=== PROMPT ===
Reproduce the records below exactly as they appear.

:: PROVIDED RECORDS ::

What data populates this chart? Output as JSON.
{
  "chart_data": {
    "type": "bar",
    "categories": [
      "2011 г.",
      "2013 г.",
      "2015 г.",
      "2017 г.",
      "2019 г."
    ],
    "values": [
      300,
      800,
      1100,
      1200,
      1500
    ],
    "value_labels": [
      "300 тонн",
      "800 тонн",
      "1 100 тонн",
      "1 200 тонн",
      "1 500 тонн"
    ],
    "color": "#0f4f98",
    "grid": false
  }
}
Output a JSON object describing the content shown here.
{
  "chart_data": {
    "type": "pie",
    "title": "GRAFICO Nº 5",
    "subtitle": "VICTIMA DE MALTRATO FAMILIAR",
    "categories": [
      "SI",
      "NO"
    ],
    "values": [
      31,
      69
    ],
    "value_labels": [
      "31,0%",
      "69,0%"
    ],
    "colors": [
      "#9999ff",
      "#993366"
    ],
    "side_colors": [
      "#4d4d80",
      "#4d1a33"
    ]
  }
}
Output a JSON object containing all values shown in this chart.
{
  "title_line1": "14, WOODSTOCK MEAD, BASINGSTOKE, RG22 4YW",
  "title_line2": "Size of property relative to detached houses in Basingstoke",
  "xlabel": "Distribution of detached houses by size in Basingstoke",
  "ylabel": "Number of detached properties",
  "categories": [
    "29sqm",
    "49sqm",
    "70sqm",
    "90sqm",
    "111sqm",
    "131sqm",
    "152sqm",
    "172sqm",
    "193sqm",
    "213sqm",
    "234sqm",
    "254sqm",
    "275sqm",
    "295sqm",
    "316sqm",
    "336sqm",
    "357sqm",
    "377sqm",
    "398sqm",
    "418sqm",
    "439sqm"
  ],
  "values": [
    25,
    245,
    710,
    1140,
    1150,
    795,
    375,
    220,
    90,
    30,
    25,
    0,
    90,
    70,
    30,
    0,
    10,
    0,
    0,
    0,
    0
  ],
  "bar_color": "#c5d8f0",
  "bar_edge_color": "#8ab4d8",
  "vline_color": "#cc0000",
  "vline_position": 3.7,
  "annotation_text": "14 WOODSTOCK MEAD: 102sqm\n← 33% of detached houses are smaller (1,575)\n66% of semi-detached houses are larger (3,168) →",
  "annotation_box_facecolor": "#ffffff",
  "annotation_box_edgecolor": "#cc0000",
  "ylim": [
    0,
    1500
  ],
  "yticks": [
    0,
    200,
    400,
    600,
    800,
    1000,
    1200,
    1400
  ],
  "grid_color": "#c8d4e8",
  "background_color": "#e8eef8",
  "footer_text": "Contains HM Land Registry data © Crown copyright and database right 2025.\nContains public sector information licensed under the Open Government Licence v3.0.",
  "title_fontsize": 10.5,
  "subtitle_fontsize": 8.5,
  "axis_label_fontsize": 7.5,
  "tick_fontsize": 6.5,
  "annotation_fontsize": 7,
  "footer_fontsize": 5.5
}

:::

=== TASK RESPONSE ===
What data populates this chart? Output as JSON.
{
  "chart_data": {
    "type": "bar",
    "categories": [
      "2011 г.",
      "2013 г.",
      "2015 г.",
      "2017 г.",
      "2019 г."
    ],
    "values": [
      300,
      800,
      1100,
      1200,
      1500
    ],
    "value_labels": [
      "300 тонн",
      "800 тонн",
      "1 100 тонн",
      "1 200 тонн",
      "1 500 тонн"
    ],
    "color": "#0f4f98",
    "grid": false
  }
}
Output a JSON object describing the content shown here.
{
  "chart_data": {
    "type": "pie",
    "title": "GRAFICO Nº 5",
    "subtitle": "VICTIMA DE MALTRATO FAMILIAR",
    "categories": [
      "SI",
      "NO"
    ],
    "values": [
      31,
      69
    ],
    "value_labels": [
      "31,0%",
      "69,0%"
    ],
    "colors": [
      "#9999ff",
      "#993366"
    ],
    "side_colors": [
      "#4d4d80",
      "#4d1a33"
    ]
  }
}
Output a JSON object containing all values shown in this chart.
{
  "title_line1": "14, WOODSTOCK MEAD, BASINGSTOKE, RG22 4YW",
  "title_line2": "Size of property relative to detached houses in Basingstoke",
  "xlabel": "Distribution of detached houses by size in Basingstoke",
  "ylabel": "Number of detached properties",
  "categories": [
    "29sqm",
    "49sqm",
    "70sqm",
    "90sqm",
    "111sqm",
    "131sqm",
    "152sqm",
    "172sqm",
    "193sqm",
    "213sqm",
    "234sqm",
    "254sqm",
    "275sqm",
    "295sqm",
    "316sqm",
    "336sqm",
    "357sqm",
    "377sqm",
    "398sqm",
    "418sqm",
    "439sqm"
  ],
  "values": [
    25,
    245,
    710,
    1140,
    1150,
    795,
    375,
    220,
    90,
    30,
    25,
    0,
    90,
    70,
    30,
    0,
    10,
    0,
    0,
    0,
    0
  ],
  "bar_color": "#c5d8f0",
  "bar_edge_color": "#8ab4d8",
  "vline_color": "#cc0000",
  "vline_position": 3.7,
  "annotation_text": "14 WOODSTOCK MEAD: 102sqm\n← 33% of detached houses are smaller (1,575)\n66% of semi-detached houses are larger (3,168) →",
  "annotation_box_facecolor": "#ffffff",
  "annotation_box_edgecolor": "#cc0000",
  "ylim": [
    0,
    1500
  ],
  "yticks": [
    0,
    200,
    400,
    600,
    800,
    1000,
    1200,
    1400
  ],
  "grid_color": "#c8d4e8",
  "background_color": "#e8eef8",
  "footer_text": "Contains HM Land Registry data © Crown copyright and database right 2025.\nContains public sector information licensed under the Open Government Licence v3.0.",
  "title_fontsize": 10.5,
  "subtitle_fontsize": 8.5,
  "axis_label_fontsize": 7.5,
  "tick_fontsize": 6.5,
  "annotation_fontsize": 7,
  "footer_fontsize": 5.5
}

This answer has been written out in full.